┌──

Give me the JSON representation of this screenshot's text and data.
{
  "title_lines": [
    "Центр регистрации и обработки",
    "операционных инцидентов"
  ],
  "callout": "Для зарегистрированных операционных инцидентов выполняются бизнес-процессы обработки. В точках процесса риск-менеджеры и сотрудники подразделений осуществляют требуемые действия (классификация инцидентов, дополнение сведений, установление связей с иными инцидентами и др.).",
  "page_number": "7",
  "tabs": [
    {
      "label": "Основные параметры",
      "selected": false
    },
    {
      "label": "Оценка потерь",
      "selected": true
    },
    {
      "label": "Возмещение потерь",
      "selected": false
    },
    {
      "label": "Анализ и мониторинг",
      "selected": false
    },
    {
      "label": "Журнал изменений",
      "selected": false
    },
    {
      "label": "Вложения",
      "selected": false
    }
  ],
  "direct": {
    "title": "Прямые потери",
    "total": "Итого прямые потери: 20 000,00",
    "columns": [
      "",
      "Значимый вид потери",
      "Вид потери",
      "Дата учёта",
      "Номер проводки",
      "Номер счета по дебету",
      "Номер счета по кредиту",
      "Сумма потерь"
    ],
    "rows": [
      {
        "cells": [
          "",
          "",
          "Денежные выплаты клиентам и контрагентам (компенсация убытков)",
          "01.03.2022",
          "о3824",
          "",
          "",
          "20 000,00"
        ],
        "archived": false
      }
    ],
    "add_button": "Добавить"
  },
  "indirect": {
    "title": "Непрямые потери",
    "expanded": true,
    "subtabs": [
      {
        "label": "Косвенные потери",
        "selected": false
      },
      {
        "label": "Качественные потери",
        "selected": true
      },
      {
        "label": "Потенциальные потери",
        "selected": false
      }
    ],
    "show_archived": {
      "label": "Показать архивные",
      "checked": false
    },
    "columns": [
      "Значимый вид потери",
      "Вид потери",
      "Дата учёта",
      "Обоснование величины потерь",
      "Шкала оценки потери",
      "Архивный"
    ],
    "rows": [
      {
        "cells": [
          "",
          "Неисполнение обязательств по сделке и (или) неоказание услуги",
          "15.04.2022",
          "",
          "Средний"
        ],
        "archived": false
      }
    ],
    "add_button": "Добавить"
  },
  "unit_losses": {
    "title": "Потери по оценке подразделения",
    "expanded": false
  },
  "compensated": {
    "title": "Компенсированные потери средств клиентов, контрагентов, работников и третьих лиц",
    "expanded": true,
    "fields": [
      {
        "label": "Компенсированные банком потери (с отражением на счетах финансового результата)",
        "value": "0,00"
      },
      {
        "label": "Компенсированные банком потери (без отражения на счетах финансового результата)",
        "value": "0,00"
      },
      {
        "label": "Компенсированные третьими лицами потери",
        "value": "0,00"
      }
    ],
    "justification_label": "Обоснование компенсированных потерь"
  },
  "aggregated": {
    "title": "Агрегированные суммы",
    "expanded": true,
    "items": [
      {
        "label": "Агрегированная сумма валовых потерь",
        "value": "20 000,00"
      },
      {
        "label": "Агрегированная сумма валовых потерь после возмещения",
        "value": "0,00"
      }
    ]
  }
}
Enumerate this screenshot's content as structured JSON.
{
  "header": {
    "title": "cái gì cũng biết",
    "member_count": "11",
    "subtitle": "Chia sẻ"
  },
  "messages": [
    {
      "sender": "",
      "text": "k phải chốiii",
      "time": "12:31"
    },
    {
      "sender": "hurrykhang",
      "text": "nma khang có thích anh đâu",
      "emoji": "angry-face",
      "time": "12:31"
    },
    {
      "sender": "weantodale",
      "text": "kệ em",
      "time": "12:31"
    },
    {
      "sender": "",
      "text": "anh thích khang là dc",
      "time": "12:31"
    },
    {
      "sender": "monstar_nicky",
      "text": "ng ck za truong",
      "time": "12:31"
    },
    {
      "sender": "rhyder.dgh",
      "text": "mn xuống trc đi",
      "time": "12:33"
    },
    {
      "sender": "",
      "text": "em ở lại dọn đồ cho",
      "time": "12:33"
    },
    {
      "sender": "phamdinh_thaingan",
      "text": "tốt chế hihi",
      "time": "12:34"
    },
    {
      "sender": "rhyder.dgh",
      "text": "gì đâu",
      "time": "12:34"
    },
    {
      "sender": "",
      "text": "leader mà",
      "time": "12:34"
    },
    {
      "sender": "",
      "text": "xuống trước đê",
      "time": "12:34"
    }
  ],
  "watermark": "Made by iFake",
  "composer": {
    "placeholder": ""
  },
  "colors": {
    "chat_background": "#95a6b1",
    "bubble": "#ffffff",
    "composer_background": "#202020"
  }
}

└──

**REQUEST:** Transcribe each record exactly. Leave nothing out.

**RIGHT ANSWER:**
Give me the JSON representation of this screenshot's text and data.
{
  "title_lines": [
    "Центр регистрации и обработки",
    "операционных инцидентов"
  ],
  "callout": "Для зарегистрированных операционных инцидентов выполняются бизнес-процессы обработки. В точках процесса риск-менеджеры и сотрудники подразделений осуществляют требуемые действия (классификация инцидентов, дополнение сведений, установление связей с иными инцидентами и др.).",
  "page_number": "7",
  "tabs": [
    {
      "label": "Основные параметры",
      "selected": false
    },
    {
      "label": "Оценка потерь",
      "selected": true
    },
    {
      "label": "Возмещение потерь",
      "selected": false
    },
    {
      "label": "Анализ и мониторинг",
      "selected": false
    },
    {
      "label": "Журнал изменений",
      "selected": false
    },
    {
      "label": "Вложения",
      "selected": false
    }
  ],
  "direct": {
    "title": "Прямые потери",
    "total": "Итого прямые потери: 20 000,00",
    "columns": [
      "",
      "Значимый вид потери",
      "Вид потери",
      "Дата учёта",
      "Номер проводки",
      "Номер счета по дебету",
      "Номер счета по кредиту",
      "Сумма потерь"
    ],
    "rows": [
      {
        "cells": [
          "",
          "",
          "Денежные выплаты клиентам и контрагентам (компенсация убытков)",
          "01.03.2022",
          "о3824",
          "",
          "",
          "20 000,00"
        ],
        "archived": false
      }
    ],
    "add_button": "Добавить"
  },
  "indirect": {
    "title": "Непрямые потери",
    "expanded": true,
    "subtabs": [
      {
        "label": "Косвенные потери",
        "selected": false
      },
      {
        "label": "Качественные потери",
        "selected": true
      },
      {
        "label": "Потенциальные потери",
        "selected": false
      }
    ],
    "show_archived": {
      "label": "Показать архивные",
      "checked": false
    },
    "columns": [
      "Значимый вид потери",
      "Вид потери",
      "Дата учёта",
      "Обоснование величины потерь",
      "Шкала оценки потери",
      "Архивный"
    ],
    "rows": [
      {
        "cells": [
          "",
          "Неисполнение обязательств по сделке и (или) неоказание услуги",
          "15.04.2022",
          "",
          "Средний"
        ],
        "archived": false
      }
    ],
    "add_button": "Добавить"
  },
  "unit_losses": {
    "title": "Потери по оценке подразделения",
    "expanded": false
  },
  "compensated": {
    "title": "Компенсированные потери средств клиентов, контрагентов, работников и третьих лиц",
    "expanded": true,
    "fields": [
      {
        "label": "Компенсированные банком потери (с отражением на счетах финансового результата)",
        "value": "0,00"
      },
      {
        "label": "Компенсированные банком потери (без отражения на счетах финансового результата)",
        "value": "0,00"
      },
      {
        "label": "Компенсированные третьими лицами потери",
        "value": "0,00"
      }
    ],
    "justification_label": "Обоснование компенсированных потерь"
  },
  "aggregated": {
    "title": "Агрегированные суммы",
    "expanded": true,
    "items": [
      {
        "label": "Агрегированная сумма валовых потерь",
        "value": "20 000,00"
      },
      {
        "label": "Агрегированная сумма валовых потерь после возмещения",
        "value": "0,00"
      }
    ]
  }
}
Enumerate this screenshot's content as structured JSON.
{
  "header": {
    "title": "cái gì cũng biết",
    "member_count": "11",
    "subtitle": "Chia sẻ"
  },
  "messages": [
    {
      "sender": "",
      "text": "k phải chốiii",
      "time": "12:31"
    },
    {
      "sender": "hurrykhang",
      "text": "nma khang có thích anh đâu",
      "emoji": "angry-face",
      "time": "12:31"
    },
    {
      "sender": "weantodale",
      "text": "kệ em",
      "time": "12:31"
    },
    {
      "sender": "",
      "text": "anh thích khang là dc",
      "time": "12:31"
    },
    {
      "sender": "monstar_nicky",
      "text": "ng ck za truong",
      "time": "12:31"
    },
    {
      "sender": "rhyder.dgh",
      "text": "mn xuống trc đi",
      "time": "12:33"
    },
    {
      "sender": "",
      "text": "em ở lại dọn đồ cho",
      "time": "12:33"
    },
    {
      "sender": "phamdinh_thaingan",
      "text": "tốt chế hihi",
      "time": "12:34"
    },
    {
      "sender": "rhyder.dgh",
      "text": "gì đâu",
      "time": "12:34"
    },
    {
      "sender": "",
      "text": "leader mà",
      "time": "12:34"
    },
    {
      "sender": "",
      "text": "xuống trước đê",
      "time": "12:34"
    }
  ],
  "watermark": "Made by iFake",
  "composer": {
    "placeholder": ""
  },
  "colors": {
    "chat_background": "#95a6b1",
    "bubble": "#ffffff",
    "composer_background": "#202020"
  }
}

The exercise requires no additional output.